• Exercise aim: Only the number is wanted: count the lines that include the word "into".
## start
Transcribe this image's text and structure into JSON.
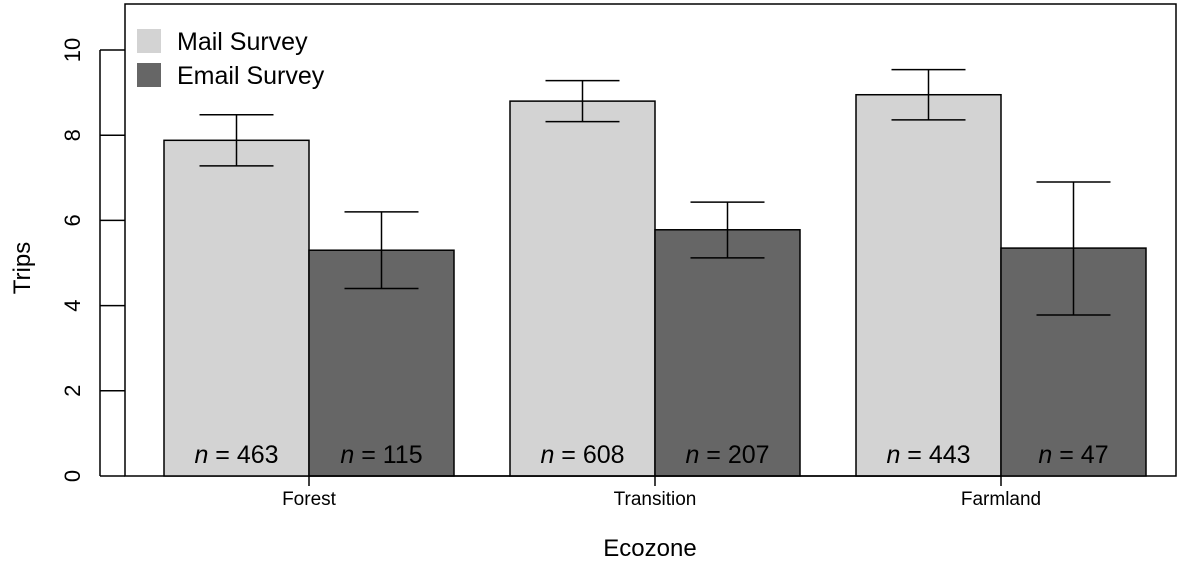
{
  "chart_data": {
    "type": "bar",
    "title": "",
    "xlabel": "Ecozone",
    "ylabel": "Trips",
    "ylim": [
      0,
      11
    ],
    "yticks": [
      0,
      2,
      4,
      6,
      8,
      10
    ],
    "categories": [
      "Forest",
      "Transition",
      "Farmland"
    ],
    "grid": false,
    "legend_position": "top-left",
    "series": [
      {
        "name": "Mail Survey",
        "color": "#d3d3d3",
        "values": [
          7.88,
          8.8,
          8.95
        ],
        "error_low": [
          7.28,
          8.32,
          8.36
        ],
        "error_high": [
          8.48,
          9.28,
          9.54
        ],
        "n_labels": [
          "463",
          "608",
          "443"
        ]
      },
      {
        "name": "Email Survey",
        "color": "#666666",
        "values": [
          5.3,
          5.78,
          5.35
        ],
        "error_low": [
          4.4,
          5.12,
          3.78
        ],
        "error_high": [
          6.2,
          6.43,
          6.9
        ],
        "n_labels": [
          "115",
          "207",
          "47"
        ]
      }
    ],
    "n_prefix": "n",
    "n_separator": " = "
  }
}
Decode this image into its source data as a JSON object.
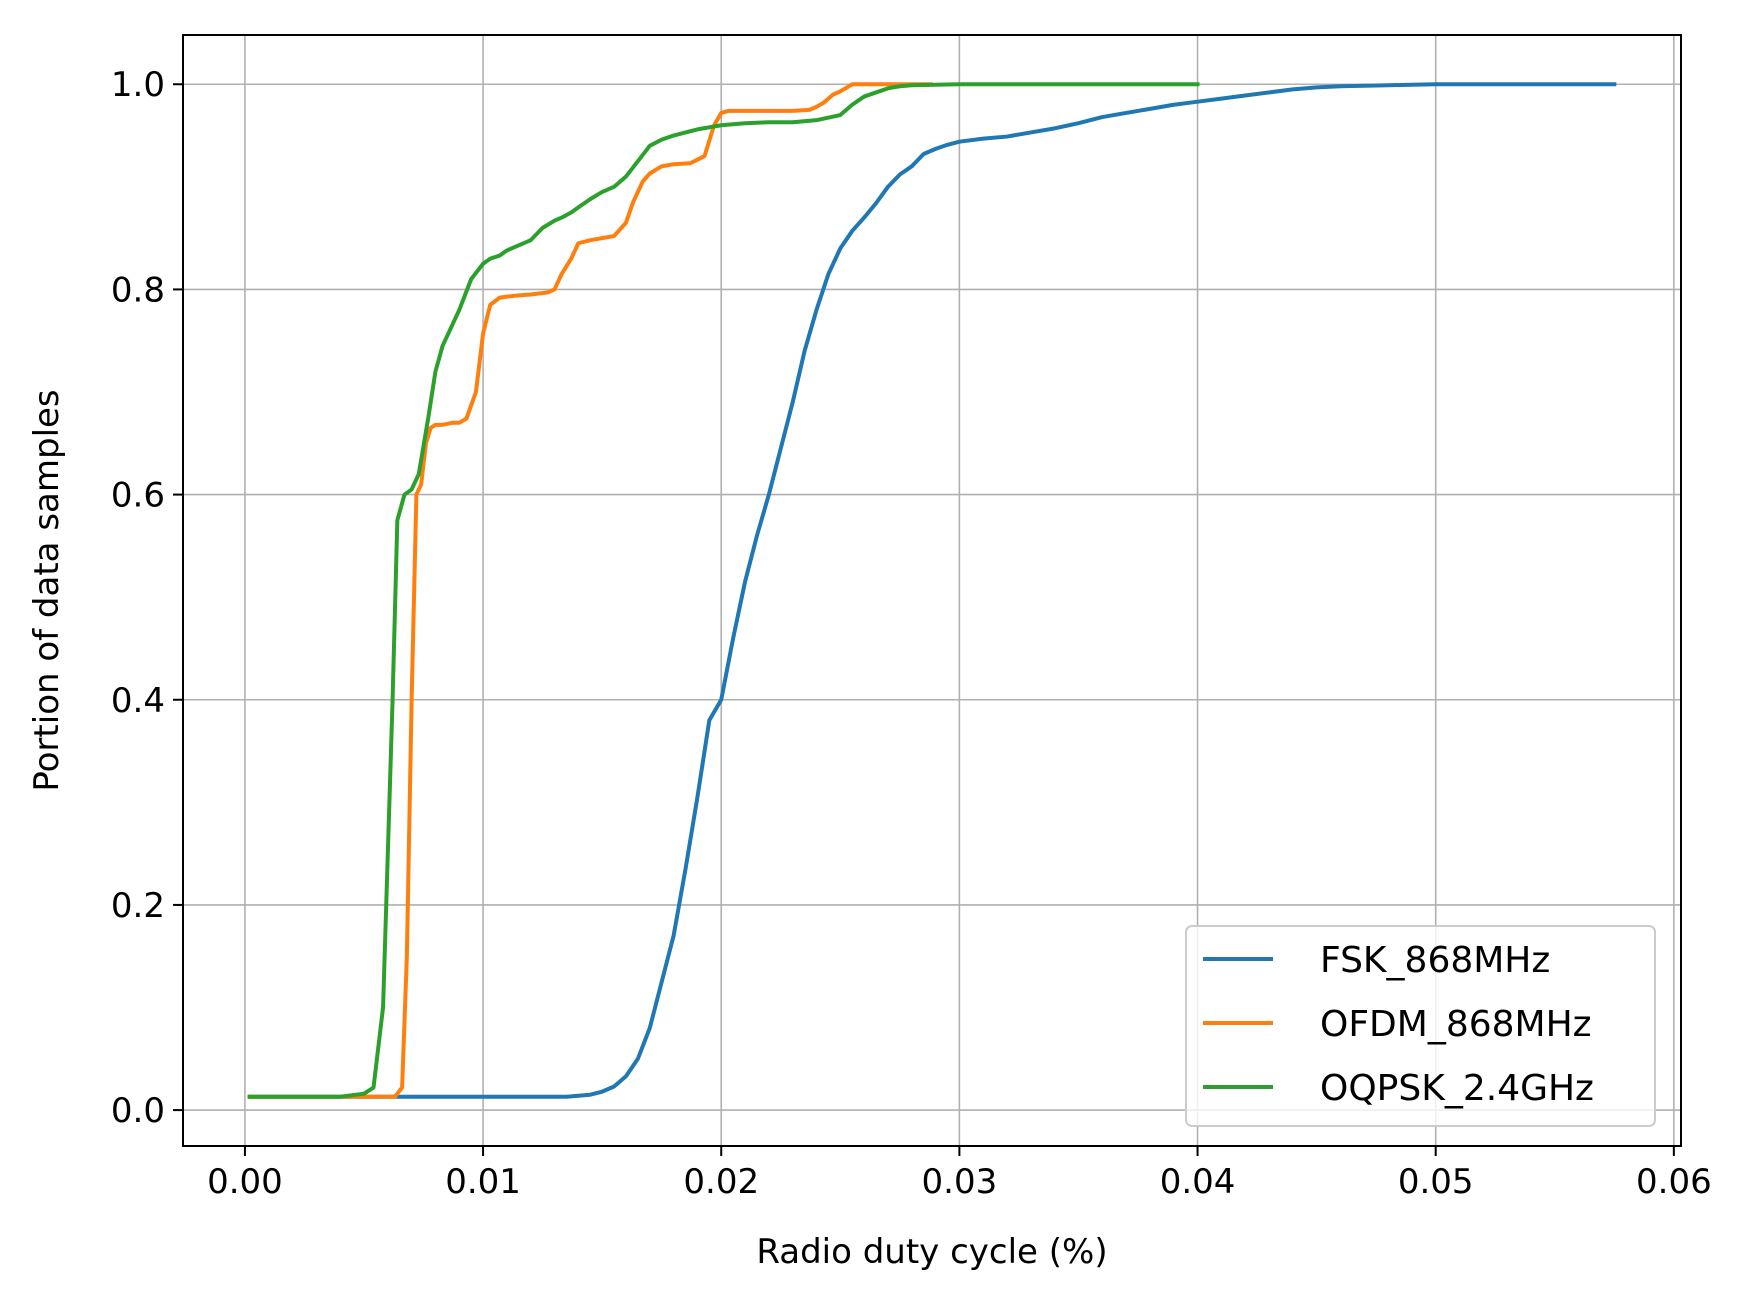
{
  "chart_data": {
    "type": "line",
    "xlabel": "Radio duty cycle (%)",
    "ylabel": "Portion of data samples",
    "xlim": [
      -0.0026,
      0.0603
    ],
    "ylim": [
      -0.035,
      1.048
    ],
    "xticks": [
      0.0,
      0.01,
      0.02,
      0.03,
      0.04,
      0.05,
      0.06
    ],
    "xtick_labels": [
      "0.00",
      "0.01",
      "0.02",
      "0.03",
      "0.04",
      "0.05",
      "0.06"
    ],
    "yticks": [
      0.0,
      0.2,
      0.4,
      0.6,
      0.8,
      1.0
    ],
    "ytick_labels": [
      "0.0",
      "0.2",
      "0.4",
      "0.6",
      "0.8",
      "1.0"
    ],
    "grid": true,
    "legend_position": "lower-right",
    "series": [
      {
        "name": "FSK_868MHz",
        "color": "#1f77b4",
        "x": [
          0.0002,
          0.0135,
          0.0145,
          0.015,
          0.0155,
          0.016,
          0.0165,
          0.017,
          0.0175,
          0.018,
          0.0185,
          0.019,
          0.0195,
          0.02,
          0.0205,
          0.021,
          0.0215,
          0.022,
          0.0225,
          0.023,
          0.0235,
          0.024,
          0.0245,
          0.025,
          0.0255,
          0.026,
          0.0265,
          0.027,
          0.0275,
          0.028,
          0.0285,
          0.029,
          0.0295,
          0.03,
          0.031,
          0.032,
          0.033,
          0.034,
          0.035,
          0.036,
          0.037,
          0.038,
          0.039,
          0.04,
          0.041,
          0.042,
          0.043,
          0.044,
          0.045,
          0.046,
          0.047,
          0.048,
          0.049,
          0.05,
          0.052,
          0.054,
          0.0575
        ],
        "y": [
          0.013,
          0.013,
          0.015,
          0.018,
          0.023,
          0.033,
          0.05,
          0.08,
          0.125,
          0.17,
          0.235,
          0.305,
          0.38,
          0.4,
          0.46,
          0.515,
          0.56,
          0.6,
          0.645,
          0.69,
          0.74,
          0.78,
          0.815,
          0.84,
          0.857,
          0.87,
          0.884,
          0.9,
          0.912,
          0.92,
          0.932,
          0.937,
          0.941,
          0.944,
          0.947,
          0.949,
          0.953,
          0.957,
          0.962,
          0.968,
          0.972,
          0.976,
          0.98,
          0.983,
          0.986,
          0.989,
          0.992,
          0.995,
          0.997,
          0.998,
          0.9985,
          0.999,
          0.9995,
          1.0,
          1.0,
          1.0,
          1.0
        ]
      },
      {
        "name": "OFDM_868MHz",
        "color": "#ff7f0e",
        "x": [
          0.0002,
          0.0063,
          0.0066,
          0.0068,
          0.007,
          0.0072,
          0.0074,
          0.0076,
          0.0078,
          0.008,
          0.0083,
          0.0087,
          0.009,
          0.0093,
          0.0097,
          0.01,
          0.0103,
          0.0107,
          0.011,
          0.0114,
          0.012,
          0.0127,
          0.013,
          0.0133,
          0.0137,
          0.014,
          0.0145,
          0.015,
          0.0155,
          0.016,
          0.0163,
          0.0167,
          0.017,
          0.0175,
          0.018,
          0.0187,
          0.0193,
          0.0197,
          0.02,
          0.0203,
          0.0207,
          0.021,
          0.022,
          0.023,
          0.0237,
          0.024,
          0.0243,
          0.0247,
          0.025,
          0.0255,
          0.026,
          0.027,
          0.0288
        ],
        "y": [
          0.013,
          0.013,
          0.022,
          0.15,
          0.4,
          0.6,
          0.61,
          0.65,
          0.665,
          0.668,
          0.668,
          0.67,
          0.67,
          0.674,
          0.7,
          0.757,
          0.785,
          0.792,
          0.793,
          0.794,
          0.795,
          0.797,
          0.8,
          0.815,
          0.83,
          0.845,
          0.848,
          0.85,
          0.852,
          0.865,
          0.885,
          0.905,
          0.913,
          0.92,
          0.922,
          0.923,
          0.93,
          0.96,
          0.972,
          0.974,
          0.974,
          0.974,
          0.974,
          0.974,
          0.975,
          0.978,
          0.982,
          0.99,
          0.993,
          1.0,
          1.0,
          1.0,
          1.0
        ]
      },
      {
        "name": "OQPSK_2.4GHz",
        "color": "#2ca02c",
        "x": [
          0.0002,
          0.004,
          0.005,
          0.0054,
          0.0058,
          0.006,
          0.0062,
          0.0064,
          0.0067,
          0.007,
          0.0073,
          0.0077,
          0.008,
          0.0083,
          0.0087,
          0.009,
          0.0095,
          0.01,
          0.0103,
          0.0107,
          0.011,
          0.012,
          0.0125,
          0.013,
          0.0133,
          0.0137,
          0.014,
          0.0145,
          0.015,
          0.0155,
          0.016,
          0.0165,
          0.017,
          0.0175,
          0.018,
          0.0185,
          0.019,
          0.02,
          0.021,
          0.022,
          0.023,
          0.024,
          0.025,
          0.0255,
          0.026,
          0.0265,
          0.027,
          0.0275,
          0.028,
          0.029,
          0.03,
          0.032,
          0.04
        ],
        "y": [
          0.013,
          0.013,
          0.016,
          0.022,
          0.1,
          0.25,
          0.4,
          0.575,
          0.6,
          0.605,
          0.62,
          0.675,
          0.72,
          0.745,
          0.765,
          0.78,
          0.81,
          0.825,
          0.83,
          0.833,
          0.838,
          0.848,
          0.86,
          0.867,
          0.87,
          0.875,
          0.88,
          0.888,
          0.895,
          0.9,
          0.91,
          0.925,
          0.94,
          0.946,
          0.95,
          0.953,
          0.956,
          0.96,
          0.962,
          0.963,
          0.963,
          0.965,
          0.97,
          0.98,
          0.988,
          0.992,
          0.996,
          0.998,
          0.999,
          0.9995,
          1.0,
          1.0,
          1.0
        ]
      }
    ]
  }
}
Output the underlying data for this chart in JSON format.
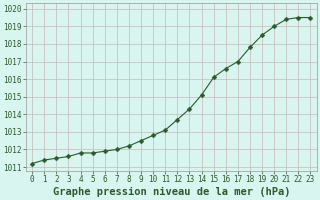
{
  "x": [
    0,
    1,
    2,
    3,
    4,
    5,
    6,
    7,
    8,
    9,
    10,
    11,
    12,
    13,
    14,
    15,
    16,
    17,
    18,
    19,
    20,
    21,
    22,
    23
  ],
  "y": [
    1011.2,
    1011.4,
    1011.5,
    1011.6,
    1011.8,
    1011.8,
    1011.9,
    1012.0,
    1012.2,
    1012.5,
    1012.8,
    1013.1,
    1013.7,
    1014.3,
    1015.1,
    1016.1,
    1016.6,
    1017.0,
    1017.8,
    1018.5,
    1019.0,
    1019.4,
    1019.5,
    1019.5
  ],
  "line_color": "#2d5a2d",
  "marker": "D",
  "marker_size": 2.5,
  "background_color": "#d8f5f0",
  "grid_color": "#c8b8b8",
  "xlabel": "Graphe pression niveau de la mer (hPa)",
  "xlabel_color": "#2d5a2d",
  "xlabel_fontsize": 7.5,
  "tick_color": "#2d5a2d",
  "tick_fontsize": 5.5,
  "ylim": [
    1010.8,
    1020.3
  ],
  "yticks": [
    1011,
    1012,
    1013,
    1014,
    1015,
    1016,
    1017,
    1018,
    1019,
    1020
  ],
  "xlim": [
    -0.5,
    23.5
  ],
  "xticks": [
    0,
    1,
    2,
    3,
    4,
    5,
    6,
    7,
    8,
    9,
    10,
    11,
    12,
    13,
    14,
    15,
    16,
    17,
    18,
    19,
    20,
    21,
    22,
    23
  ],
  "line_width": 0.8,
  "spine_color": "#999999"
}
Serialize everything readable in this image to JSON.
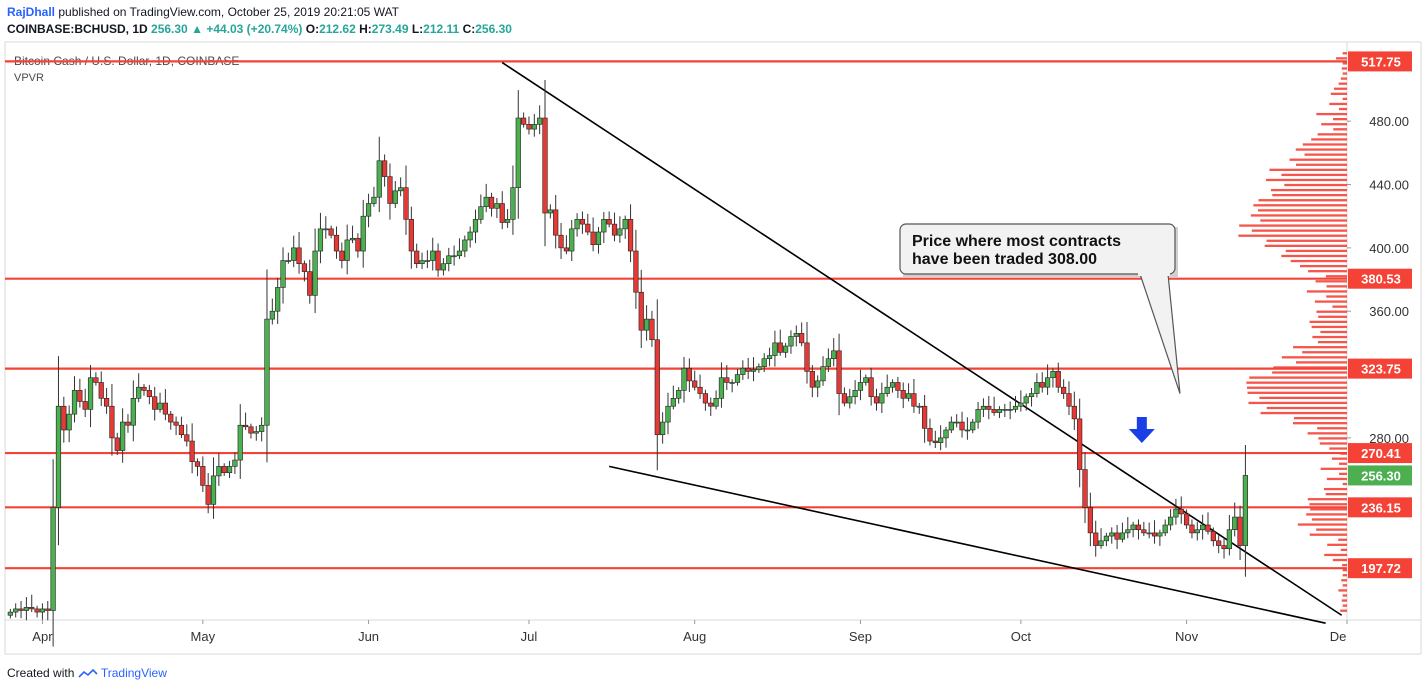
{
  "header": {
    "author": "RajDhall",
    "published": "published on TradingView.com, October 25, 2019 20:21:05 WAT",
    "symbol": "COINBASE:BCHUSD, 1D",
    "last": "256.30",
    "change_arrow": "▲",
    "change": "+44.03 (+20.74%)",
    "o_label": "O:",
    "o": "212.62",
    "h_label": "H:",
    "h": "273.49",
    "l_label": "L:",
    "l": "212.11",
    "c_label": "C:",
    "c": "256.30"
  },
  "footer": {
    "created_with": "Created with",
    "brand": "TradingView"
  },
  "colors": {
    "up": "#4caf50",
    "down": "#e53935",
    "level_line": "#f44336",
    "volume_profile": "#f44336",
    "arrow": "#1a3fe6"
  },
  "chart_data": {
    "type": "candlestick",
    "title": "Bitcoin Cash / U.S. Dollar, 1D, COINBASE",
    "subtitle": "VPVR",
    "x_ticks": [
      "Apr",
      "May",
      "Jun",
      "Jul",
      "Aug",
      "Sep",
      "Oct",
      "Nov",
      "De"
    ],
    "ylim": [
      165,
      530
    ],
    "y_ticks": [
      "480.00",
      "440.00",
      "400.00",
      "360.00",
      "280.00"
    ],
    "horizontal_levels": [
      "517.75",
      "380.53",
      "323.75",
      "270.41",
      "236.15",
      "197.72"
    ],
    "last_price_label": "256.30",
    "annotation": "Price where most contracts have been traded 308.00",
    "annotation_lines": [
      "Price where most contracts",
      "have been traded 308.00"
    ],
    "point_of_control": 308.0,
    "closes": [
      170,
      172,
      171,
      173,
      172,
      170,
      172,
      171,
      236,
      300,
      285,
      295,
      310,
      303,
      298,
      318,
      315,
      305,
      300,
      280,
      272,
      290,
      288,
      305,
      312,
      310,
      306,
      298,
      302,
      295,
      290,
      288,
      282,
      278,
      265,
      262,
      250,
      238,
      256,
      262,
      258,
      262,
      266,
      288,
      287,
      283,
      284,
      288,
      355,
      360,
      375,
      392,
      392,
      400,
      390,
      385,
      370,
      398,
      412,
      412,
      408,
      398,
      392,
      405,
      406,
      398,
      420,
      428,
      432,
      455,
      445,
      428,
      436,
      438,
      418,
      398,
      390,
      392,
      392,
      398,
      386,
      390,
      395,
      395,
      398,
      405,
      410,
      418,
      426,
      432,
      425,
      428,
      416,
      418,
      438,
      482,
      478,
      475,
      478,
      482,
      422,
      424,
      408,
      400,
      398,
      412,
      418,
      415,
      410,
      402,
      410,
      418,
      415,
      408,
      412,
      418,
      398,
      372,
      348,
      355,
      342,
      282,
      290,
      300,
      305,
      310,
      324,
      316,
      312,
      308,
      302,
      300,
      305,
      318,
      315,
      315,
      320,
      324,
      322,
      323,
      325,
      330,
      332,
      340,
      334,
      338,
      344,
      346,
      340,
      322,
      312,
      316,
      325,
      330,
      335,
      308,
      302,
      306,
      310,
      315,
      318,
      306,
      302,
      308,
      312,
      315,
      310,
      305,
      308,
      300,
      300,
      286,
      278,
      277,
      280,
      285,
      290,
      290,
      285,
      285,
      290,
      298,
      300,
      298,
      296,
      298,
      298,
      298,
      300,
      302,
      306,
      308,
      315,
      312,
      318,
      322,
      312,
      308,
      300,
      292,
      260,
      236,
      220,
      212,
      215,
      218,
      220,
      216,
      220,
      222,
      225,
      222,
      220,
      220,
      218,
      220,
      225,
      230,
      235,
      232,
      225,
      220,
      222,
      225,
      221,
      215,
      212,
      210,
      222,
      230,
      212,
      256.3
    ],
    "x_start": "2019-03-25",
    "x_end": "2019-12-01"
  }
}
## end
• Task answer: 2